* Written problem
Reproduce the data below word for word, leaving out the pictures.
○ ○ ○ ○ ○
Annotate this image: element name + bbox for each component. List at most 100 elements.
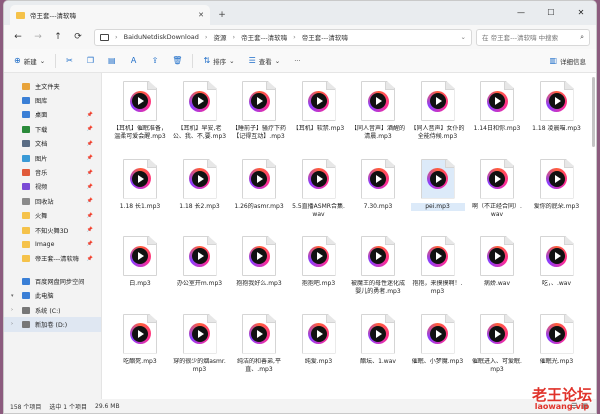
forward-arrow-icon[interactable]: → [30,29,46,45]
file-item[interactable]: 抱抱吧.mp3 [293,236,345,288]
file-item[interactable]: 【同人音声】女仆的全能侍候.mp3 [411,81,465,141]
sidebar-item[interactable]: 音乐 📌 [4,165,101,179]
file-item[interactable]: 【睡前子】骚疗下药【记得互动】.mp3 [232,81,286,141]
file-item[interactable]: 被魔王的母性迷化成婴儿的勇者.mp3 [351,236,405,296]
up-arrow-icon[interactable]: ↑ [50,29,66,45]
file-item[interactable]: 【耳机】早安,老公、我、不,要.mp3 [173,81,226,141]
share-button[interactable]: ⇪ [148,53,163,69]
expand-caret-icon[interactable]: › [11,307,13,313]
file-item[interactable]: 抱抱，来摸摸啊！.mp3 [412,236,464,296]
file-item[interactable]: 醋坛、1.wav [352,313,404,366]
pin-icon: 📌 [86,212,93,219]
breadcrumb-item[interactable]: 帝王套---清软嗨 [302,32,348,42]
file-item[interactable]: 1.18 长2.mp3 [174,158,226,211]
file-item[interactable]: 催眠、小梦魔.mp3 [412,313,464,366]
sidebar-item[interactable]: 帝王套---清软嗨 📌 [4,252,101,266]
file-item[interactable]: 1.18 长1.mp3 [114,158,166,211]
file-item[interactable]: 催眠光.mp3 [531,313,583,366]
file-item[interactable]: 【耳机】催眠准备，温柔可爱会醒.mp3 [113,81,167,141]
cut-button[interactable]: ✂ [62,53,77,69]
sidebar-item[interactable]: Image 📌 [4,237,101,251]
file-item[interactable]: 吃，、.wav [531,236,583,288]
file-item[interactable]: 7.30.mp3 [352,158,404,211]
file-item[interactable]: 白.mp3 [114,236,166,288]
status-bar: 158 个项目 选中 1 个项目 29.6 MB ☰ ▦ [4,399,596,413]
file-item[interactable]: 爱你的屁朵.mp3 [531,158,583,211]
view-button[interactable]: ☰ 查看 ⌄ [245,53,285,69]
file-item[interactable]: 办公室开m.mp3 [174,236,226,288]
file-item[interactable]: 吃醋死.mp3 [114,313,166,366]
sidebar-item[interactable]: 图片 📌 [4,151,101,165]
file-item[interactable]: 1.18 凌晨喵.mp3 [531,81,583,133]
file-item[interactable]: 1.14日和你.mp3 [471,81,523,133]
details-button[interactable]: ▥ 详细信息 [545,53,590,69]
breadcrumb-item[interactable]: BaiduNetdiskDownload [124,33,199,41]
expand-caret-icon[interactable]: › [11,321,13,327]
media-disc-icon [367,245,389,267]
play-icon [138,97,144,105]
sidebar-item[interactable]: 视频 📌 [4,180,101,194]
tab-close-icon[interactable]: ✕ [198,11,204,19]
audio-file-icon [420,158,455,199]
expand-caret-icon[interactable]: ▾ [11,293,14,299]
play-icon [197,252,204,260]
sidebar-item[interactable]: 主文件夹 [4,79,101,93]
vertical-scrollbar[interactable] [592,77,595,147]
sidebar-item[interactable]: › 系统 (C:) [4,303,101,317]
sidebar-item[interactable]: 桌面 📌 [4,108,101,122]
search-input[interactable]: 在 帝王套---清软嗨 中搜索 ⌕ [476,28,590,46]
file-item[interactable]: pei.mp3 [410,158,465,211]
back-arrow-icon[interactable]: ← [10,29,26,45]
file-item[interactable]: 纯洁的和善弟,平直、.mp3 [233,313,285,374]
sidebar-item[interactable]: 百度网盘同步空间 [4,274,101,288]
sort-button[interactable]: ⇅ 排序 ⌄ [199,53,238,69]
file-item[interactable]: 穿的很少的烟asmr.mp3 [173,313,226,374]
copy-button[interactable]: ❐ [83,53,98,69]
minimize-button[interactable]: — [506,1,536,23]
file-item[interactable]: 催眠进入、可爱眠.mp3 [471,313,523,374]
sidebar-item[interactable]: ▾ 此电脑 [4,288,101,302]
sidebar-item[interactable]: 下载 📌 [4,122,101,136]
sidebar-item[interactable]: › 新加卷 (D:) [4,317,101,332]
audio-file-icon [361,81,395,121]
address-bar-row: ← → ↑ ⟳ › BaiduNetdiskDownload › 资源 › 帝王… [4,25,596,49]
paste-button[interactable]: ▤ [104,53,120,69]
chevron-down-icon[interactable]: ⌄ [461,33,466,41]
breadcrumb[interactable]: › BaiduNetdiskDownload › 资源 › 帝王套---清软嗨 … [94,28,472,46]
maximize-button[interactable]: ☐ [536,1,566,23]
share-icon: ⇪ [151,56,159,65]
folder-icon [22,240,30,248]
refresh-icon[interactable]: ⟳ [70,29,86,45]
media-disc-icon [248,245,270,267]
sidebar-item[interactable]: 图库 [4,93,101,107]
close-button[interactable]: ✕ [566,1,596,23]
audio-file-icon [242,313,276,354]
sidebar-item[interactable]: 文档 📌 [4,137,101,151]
○ ○ ○ ○ ○
* Response
Annotate this image: element name + bbox for each component. List at most 100 elements.
forward-arrow-icon[interactable]: → [30,29,46,45]
file-item[interactable]: 抱抱吧.mp3 [293,236,345,288]
file-item[interactable]: 【同人音声】女仆的全能侍候.mp3 [411,81,465,141]
sidebar-item[interactable]: 音乐 📌 [4,165,101,179]
file-item[interactable]: 【睡前子】骚疗下药【记得互动】.mp3 [232,81,286,141]
file-item[interactable]: 被魔王的母性迷化成婴儿的勇者.mp3 [351,236,405,296]
up-arrow-icon[interactable]: ↑ [50,29,66,45]
file-item[interactable]: 【耳机】早安,老公、我、不,要.mp3 [173,81,226,141]
share-button[interactable]: ⇪ [148,53,163,69]
expand-caret-icon[interactable]: › [11,307,13,313]
file-item[interactable]: 抱抱，来摸摸啊！.mp3 [412,236,464,296]
file-item[interactable]: 醋坛、1.wav [352,313,404,366]
pin-icon: 📌 [86,212,93,219]
breadcrumb-item[interactable]: 帝王套---清软嗨 [302,32,348,42]
file-item[interactable]: 1.18 长2.mp3 [174,158,226,211]
file-item[interactable]: 催眠、小梦魔.mp3 [412,313,464,366]
sidebar-item[interactable]: 帝王套---清软嗨 📌 [4,252,101,266]
file-item[interactable]: 1.18 长1.mp3 [114,158,166,211]
file-item[interactable]: 催眠光.mp3 [531,313,583,366]
file-item[interactable]: 【耳机】催眠准备，温柔可爱会醒.mp3 [113,81,167,141]
cut-button[interactable]: ✂ [62,53,77,69]
sidebar-item[interactable]: Image 📌 [4,237,101,251]
file-item[interactable]: 吃，、.wav [531,236,583,288]
file-item[interactable]: 7.30.mp3 [352,158,404,211]
file-item[interactable]: 白.mp3 [114,236,166,288]
status-bar: 158 个项目 选中 1 个项目 29.6 MB ☰ ▦ [4,399,596,413]
file-item[interactable]: 爱你的屁朵.mp3 [531,158,583,211]
view-button[interactable]: ☰ 查看 ⌄ [245,53,285,69]
file-item[interactable]: 办公室开m.mp3 [174,236,226,288]
file-item[interactable]: 吃醋死.mp3 [114,313,166,366]
sidebar-item[interactable]: 图片 📌 [4,151,101,165]
file-item[interactable]: 1.18 凌晨喵.mp3 [531,81,583,133]
file-item[interactable]: 1.14日和你.mp3 [471,81,523,133]
details-button[interactable]: ▥ 详细信息 [545,53,590,69]
breadcrumb-item[interactable]: BaiduNetdiskDownload [124,33,199,41]
expand-caret-icon[interactable]: › [11,321,13,327]
media-disc-icon [367,245,389,267]
play-icon [138,97,144,105]
sidebar-item[interactable]: 视频 📌 [4,180,101,194]
tab-close-icon[interactable]: ✕ [198,11,204,19]
audio-file-icon [420,158,455,199]
expand-caret-icon[interactable]: ▾ [11,293,14,299]
play-icon [197,252,204,260]
sidebar-item[interactable]: 主文件夹 [4,79,101,93]
vertical-scrollbar[interactable] [592,77,595,147]
sidebar-item[interactable]: › 系统 (C:) [4,303,101,317]
sidebar-item[interactable]: 桌面 📌 [4,108,101,122]
search-input[interactable]: 在 帝王套---清软嗨 中搜索 ⌕ [476,28,590,46]
file-item[interactable]: pei.mp3 [410,158,465,211]
back-arrow-icon[interactable]: ← [10,29,26,45]
file-item[interactable]: 纯洁的和善弟,平直、.mp3 [233,313,285,374]
sidebar-item[interactable]: 百度网盘同步空间 [4,274,101,288]
sort-button[interactable]: ⇅ 排序 ⌄ [199,53,238,69]
file-item[interactable]: 穿的很少的烟asmr.mp3 [173,313,226,374]
copy-button[interactable]: ❐ [83,53,98,69]
minimize-button[interactable]: — [506,1,536,23]
file-item[interactable]: 催眠进入、可爱眠.mp3 [471,313,523,374]
sidebar-item[interactable]: ▾ 此电脑 [4,288,101,302]
sidebar-item[interactable]: 下载 📌 [4,122,101,136]
sidebar-item[interactable]: › 新加卷 (D:) [4,317,101,332]
audio-file-icon [361,81,395,121]
address-bar-row: ← → ↑ ⟳ › BaiduNetdiskDownload › 资源 › 帝王… [4,25,596,49]
paste-button[interactable]: ▤ [104,53,120,69]
chevron-down-icon[interactable]: ⌄ [461,33,466,41]
breadcrumb[interactable]: › BaiduNetdiskDownload › 资源 › 帝王套---清软嗨 … [94,28,472,46]
maximize-button[interactable]: ☐ [536,1,566,23]
share-icon: ⇪ [151,56,159,65]
folder-icon [22,240,30,248]
refresh-icon[interactable]: ⟳ [70,29,86,45]
media-disc-icon [248,245,270,267]
sidebar-item[interactable]: 图库 [4,93,101,107]
close-button[interactable]: ✕ [566,1,596,23]
audio-file-icon [242,313,276,354]
sidebar-item[interactable]: 文档 📌 [4,137,101,151]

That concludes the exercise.